- [PETUNJUK]:
**a.** Terjemahkan kalimat "Contoh mujtahid muthlaq adalah Imam Asy-Syafi’i." dari teks tentang tingkatan ulama Asy-Syafi’iyyah ke dalam bahasa Inggris.
**b.** Lanjutkan teks tentang tingkatan ulama Asy-Syafi’iyyah, dimulai setelah kalimat terakhirnya.

- [BAGIAN TEKS]:

▬▬▬▬▬▬▬▬▬▬

Oleh : Ust. Muafa
Menurut Ibnu Ash-Sholah (w.643 H) yang diikuti An-Nawawi (w.676 H), berdasarkan kemampuan ijtihad dan kedalaman ilmu, para ulama di kalangan Asy-Syafi’iyyah dibagi ke dalam lima tingkatan yaitu,
1. Mujtahid Muthlaq (المجتهد المطلق)
2. Mujtahid Muntasib (المجتهد المنتسب)
3. Mujtahid Madzhab (مجتهد المذهب)
4. Mujtahid Fatwa Wa Tarjih (مجتهد الفتوى والترجيح)
5. Hafizh Madzhab (حافظ المذهب)
Mujtahid muthlaq bisa disebut juga mujtahid mustaqill (mujtahid independen). Mujtahid di tingkat ini independen dalam ushul, furu’ dan metode ijtihad. Beliau tidak bernisbat pada siapapun dan tidak bertaklid kepada siapapun. Beliau bisa menyimpulkan hukum langsung dari dalil melalui kaidah yang dirumuskannya. Jika ijtihadnya sama dengan imam lain, maka itu bukan taklid tapi muwafaqoh ijtihad lil ijtihad (ijtihad yang “kebetulan” sama dengan ijtihad lain). Syarat tingkatan ini, mengetahui Al-Qur’an dengan segala cabang ilmunya, mengetahui hadis dan ilmu-ilmunya, mengetahui ilmu ijma’, mengetahui ilmu khilaf, mengetahui ushul fikih, dan menguasai bahasa Arab. Contoh mujtahid muthlaq adalah Imam Asy-Syafi’i.

▬▬▬▬▬▬▬▬▬▬

- [DATA YANG DITAMPILKAN]:

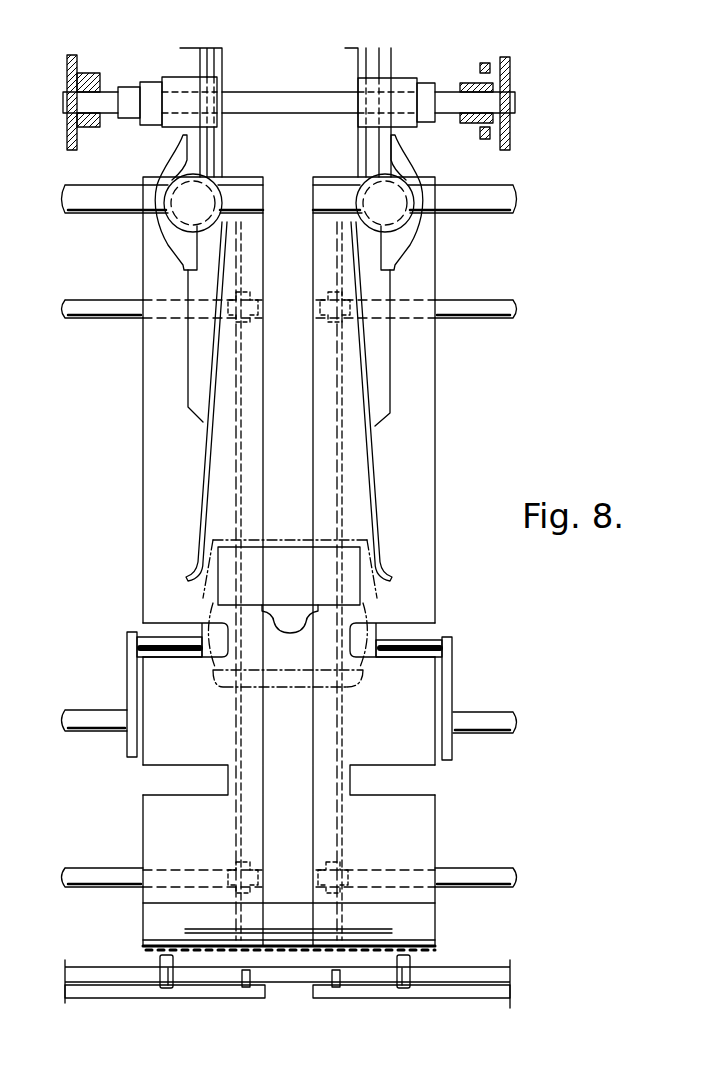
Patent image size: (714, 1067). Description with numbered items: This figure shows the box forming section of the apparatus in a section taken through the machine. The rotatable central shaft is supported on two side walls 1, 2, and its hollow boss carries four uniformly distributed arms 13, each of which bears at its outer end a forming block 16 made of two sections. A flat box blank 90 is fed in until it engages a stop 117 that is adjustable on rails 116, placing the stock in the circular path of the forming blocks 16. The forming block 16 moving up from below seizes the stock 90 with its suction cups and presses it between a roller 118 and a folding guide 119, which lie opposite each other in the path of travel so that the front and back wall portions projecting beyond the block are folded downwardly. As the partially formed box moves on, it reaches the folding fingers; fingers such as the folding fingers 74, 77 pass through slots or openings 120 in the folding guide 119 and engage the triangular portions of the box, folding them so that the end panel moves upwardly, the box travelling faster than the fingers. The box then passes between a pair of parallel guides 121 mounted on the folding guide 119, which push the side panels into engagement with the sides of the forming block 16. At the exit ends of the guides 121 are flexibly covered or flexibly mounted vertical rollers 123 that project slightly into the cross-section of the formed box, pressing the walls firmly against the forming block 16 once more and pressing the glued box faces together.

▬▬▬▬▬▬▬▬▬▬

- [JAWABAN TUGAS]:
**a.** An example of a mujtahid muthlaq is Imam Asy-Syafi’i.

**b.**
Mujtahid muntasib tingkatannya di bawah mujtahid muthlaq. Mujtahid dalam tingkatan ini memproduksi hukum memakai kaidah ushul fikih mujtahid muthlaq yang diikutinya, tetapi tidak bertaklid pada imamnya baik dalam hukum fikih maupun dalil. Yang diikuti dari sang imam hanya metode ijtihadnya. Karenanya, terkadang pendapatnya sama dengan imam, terkadang berbeda. Mujtahid muntasib mengambil hukum syara’ setelah meneliti dalil, bukan langsung mengikuti pendapat imamnya. Syarat mujtahid muntasib sama dengan mujtahid muthlaq, hanya saja mereka tidak merumuskan ushul fikih sendiri, tetapi mengikuti ushul orang lain. Contoh mujtahid muntasib dalam madzhab Asy-Syafi’i adalah Ishaq bin Rohawaih, Abu Tsaur, Ibnu Al-Mundzir, Ibnu Khuzaimah, dan Abu Jarir Ath-Thobari.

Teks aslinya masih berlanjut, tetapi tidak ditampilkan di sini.